• _The exercise_: Wherever the word "Glucose" appears in a line, copy that line.
§
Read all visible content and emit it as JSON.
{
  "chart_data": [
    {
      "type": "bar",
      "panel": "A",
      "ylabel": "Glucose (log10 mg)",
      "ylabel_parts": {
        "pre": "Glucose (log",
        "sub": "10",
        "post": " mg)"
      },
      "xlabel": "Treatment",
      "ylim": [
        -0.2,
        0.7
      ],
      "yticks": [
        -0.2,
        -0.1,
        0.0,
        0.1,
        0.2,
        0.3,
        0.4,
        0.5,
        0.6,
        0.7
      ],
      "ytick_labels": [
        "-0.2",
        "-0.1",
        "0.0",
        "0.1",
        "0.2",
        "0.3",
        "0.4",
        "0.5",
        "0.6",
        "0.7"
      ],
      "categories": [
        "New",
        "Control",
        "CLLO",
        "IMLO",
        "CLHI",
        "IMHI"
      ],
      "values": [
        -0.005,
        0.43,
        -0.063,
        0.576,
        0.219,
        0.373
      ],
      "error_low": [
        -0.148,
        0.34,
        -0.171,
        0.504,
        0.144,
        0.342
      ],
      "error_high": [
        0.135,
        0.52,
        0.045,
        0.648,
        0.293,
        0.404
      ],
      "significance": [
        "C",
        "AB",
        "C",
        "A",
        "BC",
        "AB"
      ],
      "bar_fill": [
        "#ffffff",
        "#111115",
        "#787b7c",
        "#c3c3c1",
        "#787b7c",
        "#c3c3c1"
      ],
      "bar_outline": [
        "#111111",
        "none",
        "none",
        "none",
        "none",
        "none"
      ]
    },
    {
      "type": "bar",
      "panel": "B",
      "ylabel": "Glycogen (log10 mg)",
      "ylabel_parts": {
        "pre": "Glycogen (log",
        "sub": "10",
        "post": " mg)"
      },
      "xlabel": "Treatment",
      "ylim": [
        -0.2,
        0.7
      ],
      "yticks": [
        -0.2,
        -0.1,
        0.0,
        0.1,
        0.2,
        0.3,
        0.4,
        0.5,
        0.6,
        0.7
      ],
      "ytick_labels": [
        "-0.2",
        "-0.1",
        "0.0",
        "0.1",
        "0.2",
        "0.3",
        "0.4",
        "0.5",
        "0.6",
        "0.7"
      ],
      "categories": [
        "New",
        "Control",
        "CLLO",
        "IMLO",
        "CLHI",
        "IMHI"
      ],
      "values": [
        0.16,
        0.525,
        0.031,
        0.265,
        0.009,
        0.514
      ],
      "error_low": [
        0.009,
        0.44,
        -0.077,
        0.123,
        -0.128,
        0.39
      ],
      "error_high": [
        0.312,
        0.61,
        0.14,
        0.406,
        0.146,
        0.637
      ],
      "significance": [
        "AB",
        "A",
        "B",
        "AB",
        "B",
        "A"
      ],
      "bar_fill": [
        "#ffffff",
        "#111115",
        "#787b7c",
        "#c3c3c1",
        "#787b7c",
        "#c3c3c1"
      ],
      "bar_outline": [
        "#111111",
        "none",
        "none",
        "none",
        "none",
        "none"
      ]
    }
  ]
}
§
• _Exercise answer_:
      "ylabel": "Glucose (log10 mg)",
        "pre": "Glucose (log",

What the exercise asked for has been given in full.